• TASK STATEMENT: Set the pictures aside and set down only the lines from the line holding "Give me the" through the end of the entries below, ends included.

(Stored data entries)
□ □ □ □ □
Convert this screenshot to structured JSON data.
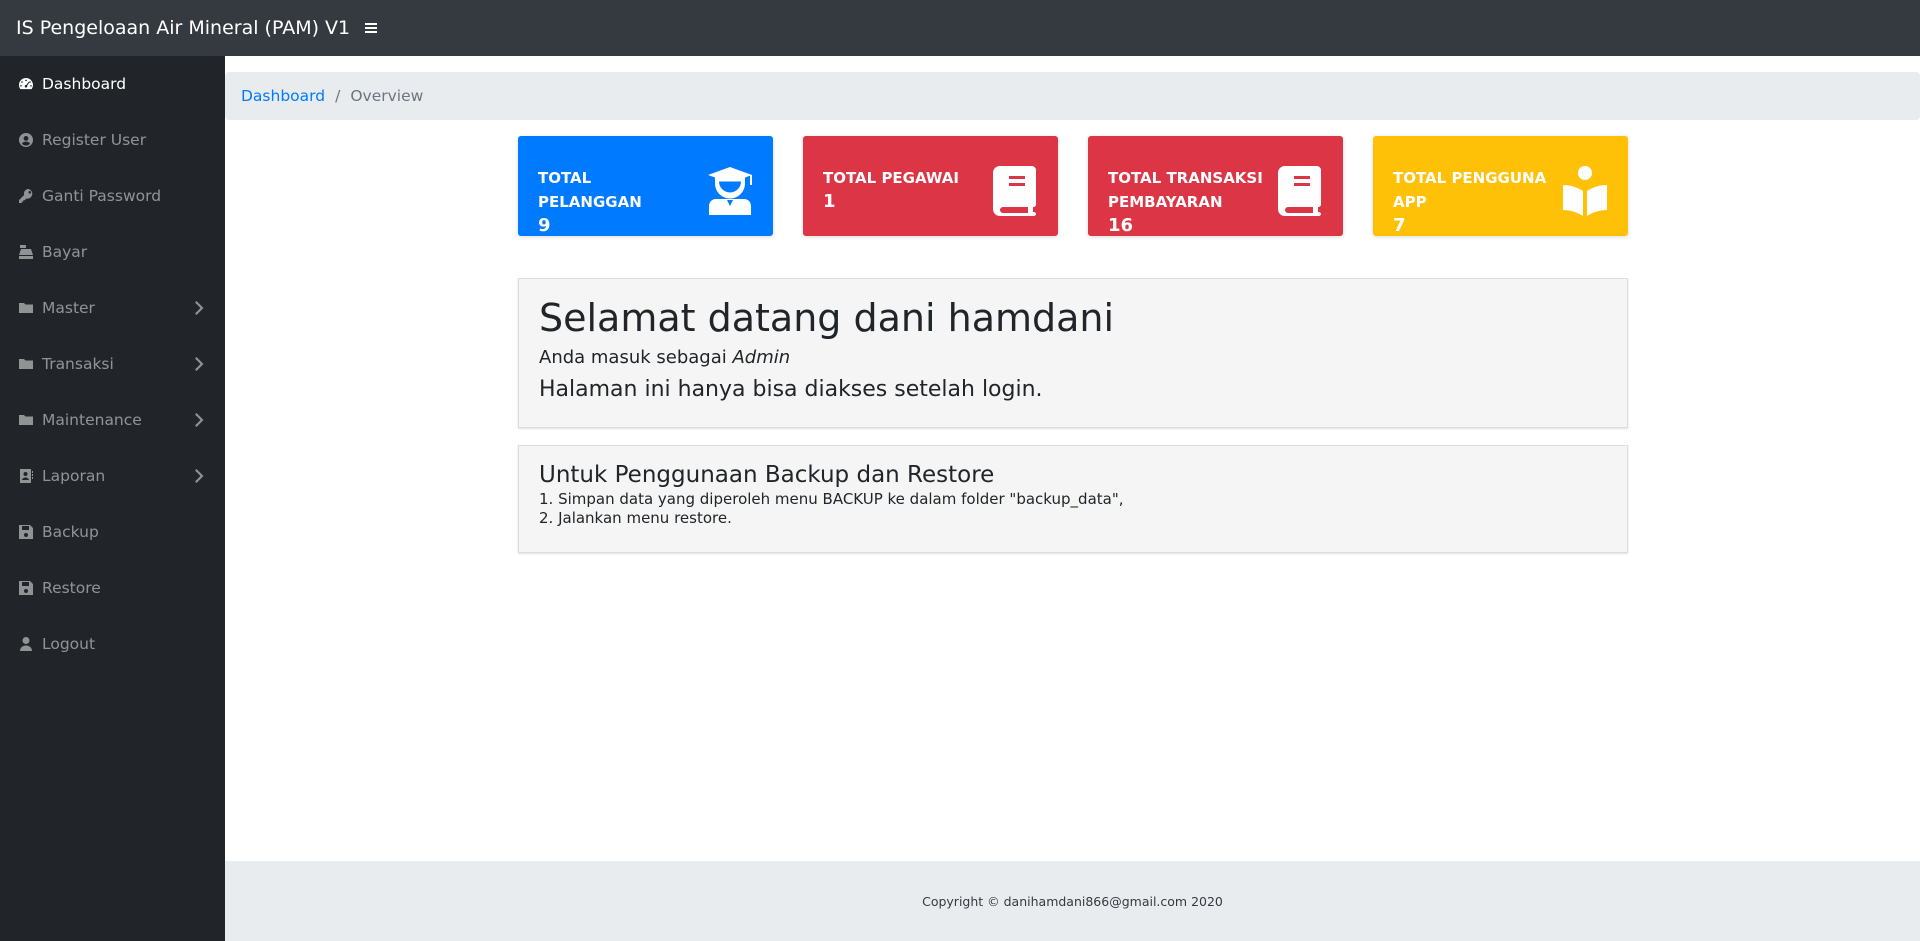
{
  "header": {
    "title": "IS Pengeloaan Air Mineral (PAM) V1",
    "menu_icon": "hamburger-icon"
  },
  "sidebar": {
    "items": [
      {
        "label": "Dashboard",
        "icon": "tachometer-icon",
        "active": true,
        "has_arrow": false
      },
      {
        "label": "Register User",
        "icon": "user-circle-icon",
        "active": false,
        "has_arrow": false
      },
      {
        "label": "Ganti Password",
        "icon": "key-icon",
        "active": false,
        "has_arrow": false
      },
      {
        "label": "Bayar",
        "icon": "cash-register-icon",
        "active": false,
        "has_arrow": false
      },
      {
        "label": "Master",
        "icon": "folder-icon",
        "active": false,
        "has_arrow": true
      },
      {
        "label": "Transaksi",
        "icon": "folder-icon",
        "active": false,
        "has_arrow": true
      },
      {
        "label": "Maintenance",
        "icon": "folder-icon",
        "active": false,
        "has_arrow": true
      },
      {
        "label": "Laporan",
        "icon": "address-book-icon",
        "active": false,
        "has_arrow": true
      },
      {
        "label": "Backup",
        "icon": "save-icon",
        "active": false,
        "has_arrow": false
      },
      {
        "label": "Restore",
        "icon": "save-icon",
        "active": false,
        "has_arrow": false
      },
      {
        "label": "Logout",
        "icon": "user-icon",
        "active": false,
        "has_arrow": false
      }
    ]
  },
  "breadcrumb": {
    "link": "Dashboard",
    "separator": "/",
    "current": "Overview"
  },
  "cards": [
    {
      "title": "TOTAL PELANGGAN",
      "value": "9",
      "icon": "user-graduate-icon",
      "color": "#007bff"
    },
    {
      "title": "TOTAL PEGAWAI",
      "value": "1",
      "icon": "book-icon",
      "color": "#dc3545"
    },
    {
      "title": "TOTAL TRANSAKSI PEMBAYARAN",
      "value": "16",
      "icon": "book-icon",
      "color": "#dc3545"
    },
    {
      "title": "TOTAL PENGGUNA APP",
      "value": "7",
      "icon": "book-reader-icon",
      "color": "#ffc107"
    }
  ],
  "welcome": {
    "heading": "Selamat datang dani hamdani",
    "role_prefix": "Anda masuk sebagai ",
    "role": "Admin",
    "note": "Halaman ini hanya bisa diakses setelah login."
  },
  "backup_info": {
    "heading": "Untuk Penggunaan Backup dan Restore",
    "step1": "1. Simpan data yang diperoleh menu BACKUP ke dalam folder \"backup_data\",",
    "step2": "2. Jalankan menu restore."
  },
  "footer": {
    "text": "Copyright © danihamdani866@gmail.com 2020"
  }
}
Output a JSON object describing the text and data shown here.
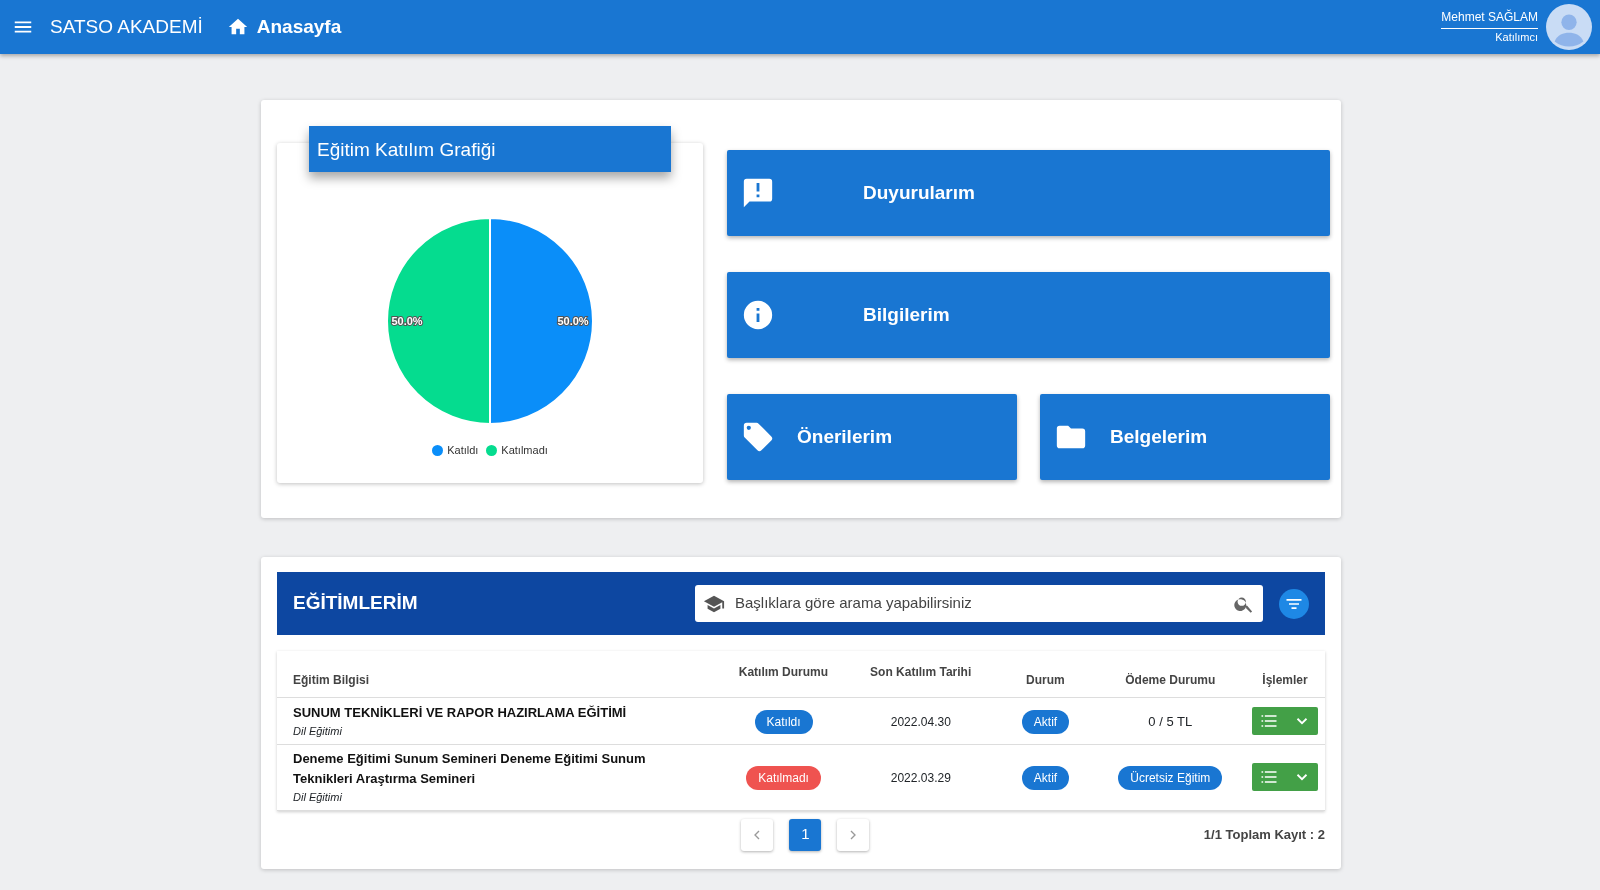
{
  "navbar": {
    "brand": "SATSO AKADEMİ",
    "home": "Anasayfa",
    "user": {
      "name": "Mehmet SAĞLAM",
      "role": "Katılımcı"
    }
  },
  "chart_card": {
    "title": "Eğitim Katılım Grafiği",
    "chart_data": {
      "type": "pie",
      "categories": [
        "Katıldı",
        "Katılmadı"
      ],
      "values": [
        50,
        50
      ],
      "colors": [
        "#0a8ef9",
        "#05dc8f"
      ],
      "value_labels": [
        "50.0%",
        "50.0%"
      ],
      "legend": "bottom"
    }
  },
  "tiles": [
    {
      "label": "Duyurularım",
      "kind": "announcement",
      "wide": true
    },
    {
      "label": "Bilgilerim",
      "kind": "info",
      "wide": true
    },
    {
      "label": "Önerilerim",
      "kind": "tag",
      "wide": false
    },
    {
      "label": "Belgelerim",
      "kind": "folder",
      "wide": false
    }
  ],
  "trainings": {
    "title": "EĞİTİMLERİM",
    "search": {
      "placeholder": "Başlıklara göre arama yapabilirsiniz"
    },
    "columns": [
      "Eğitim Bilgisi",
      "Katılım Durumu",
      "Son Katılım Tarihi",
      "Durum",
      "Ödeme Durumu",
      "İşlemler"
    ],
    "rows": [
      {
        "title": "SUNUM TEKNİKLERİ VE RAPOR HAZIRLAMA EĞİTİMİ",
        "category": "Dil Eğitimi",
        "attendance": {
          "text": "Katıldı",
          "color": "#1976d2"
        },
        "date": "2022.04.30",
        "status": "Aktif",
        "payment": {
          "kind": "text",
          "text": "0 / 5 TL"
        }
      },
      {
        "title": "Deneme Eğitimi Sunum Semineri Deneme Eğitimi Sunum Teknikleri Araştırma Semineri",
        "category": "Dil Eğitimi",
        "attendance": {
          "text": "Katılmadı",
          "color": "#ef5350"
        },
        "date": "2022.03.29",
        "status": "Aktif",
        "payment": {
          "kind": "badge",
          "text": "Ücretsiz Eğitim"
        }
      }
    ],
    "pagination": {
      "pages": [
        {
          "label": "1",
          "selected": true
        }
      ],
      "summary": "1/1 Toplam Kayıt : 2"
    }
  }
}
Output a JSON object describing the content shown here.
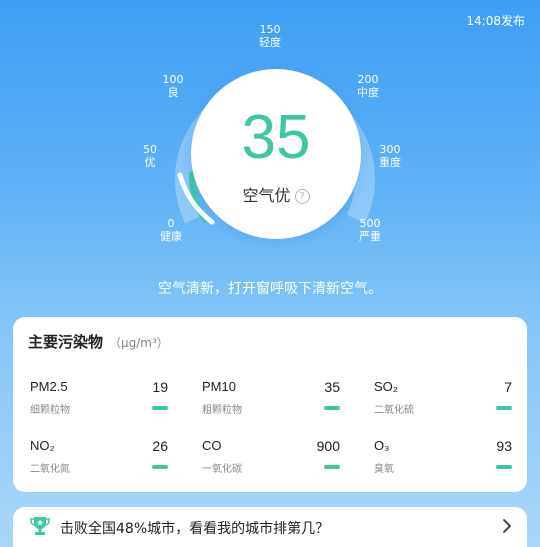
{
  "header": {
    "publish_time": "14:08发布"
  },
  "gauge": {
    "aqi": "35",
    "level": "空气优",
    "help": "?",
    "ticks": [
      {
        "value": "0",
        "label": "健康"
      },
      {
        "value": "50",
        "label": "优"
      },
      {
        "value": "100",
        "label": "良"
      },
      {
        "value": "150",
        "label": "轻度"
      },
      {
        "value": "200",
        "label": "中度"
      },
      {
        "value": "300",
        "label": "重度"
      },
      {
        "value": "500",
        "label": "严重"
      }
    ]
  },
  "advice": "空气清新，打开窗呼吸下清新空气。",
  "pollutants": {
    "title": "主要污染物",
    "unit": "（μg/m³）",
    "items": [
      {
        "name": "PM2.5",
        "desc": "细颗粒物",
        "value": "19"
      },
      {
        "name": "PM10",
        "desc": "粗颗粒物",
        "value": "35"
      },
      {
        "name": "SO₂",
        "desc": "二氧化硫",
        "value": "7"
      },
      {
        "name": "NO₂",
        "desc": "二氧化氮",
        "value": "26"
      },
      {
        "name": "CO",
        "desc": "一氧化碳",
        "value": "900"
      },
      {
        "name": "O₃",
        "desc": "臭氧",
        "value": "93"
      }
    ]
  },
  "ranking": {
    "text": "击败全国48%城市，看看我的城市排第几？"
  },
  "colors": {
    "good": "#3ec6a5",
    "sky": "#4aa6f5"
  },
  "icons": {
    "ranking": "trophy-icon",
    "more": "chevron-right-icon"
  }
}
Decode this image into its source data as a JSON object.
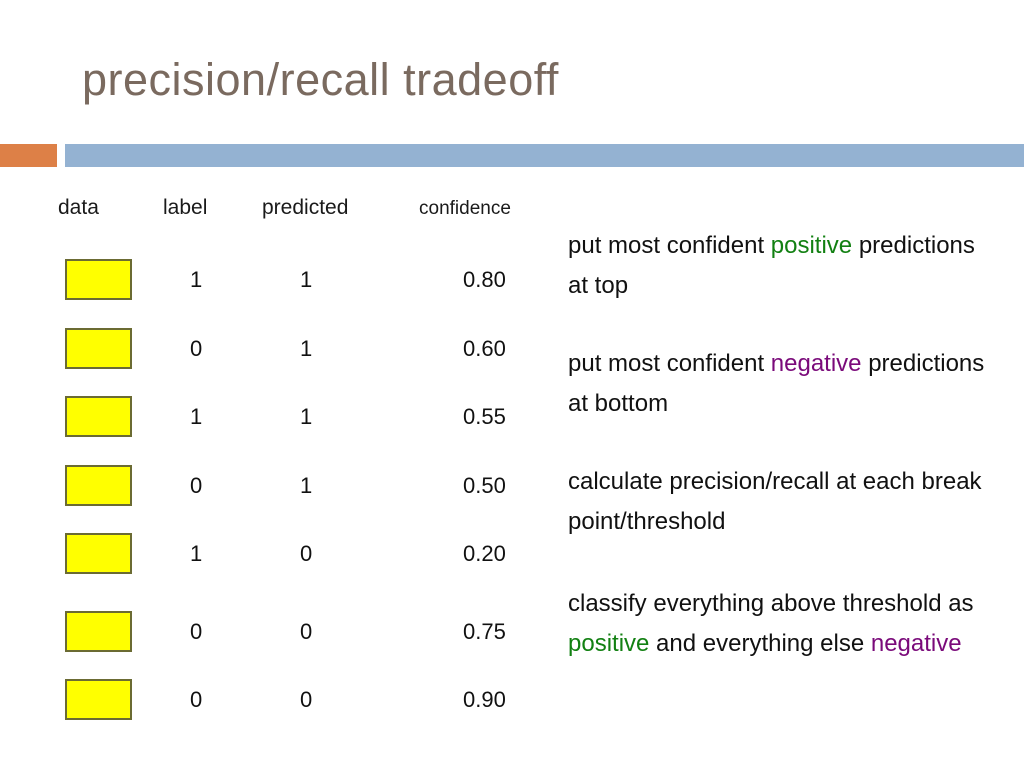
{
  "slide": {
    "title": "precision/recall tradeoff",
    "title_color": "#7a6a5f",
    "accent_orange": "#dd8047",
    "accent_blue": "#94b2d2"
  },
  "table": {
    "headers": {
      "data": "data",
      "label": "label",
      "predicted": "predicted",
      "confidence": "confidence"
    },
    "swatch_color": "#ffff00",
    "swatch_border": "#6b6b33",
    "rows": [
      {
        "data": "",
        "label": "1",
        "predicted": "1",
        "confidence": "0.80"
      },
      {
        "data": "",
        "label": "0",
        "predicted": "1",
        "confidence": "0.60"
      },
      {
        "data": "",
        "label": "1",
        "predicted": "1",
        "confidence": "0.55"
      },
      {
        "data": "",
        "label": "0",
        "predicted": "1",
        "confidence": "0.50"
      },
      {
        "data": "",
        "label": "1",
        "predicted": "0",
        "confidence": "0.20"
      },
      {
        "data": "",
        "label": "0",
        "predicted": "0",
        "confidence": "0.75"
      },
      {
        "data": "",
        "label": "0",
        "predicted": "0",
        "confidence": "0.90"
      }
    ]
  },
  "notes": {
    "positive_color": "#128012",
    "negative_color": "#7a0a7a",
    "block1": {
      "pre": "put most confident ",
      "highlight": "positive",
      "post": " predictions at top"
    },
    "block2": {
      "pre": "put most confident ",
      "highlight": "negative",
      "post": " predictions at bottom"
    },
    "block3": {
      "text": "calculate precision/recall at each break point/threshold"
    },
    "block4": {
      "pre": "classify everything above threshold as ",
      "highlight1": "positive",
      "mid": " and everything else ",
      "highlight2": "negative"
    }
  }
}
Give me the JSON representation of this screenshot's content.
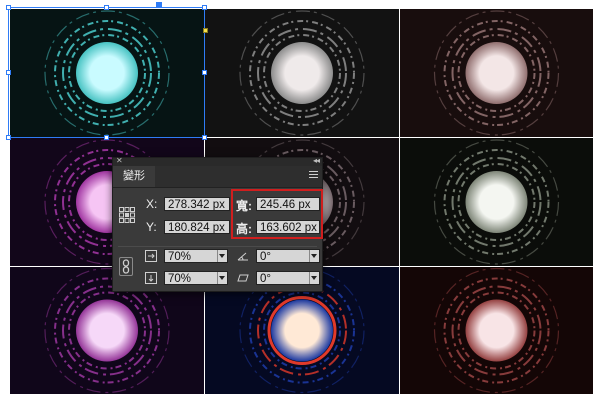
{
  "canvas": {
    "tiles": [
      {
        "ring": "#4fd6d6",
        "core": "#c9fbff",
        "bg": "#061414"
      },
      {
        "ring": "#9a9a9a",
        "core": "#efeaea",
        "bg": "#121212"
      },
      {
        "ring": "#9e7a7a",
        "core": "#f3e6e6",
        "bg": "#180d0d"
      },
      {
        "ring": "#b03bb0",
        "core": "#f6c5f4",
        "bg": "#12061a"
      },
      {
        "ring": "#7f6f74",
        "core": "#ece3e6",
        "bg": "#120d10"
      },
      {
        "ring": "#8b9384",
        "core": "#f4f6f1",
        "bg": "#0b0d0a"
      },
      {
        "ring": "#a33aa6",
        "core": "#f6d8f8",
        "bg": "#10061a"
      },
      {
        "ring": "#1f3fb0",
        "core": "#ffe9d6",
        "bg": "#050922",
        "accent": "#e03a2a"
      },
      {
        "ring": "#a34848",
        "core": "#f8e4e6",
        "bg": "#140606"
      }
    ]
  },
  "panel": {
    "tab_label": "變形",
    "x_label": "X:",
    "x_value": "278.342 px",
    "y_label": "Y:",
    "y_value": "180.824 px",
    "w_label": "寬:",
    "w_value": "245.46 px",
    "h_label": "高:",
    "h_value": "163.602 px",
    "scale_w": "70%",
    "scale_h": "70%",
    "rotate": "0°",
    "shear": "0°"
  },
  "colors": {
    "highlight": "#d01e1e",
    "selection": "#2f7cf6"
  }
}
□ □ □ □ □
• RESULT:
Give me the JSON representation of this screenshot's content.
{
  "canvas": {
    "tiles": [
      {
        "ring": "#4fd6d6",
        "core": "#c9fbff",
        "bg": "#061414"
      },
      {
        "ring": "#9a9a9a",
        "core": "#efeaea",
        "bg": "#121212"
      },
      {
        "ring": "#9e7a7a",
        "core": "#f3e6e6",
        "bg": "#180d0d"
      },
      {
        "ring": "#b03bb0",
        "core": "#f6c5f4",
        "bg": "#12061a"
      },
      {
        "ring": "#7f6f74",
        "core": "#ece3e6",
        "bg": "#120d10"
      },
      {
        "ring": "#8b9384",
        "core": "#f4f6f1",
        "bg": "#0b0d0a"
      },
      {
        "ring": "#a33aa6",
        "core": "#f6d8f8",
        "bg": "#10061a"
      },
      {
        "ring": "#1f3fb0",
        "core": "#ffe9d6",
        "bg": "#050922",
        "accent": "#e03a2a"
      },
      {
        "ring": "#a34848",
        "core": "#f8e4e6",
        "bg": "#140606"
      }
    ]
  },
  "panel": {
    "tab_label": "變形",
    "x_label": "X:",
    "x_value": "278.342 px",
    "y_label": "Y:",
    "y_value": "180.824 px",
    "w_label": "寬:",
    "w_value": "245.46 px",
    "h_label": "高:",
    "h_value": "163.602 px",
    "scale_w": "70%",
    "scale_h": "70%",
    "rotate": "0°",
    "shear": "0°"
  },
  "colors": {
    "highlight": "#d01e1e",
    "selection": "#2f7cf6"
  }
}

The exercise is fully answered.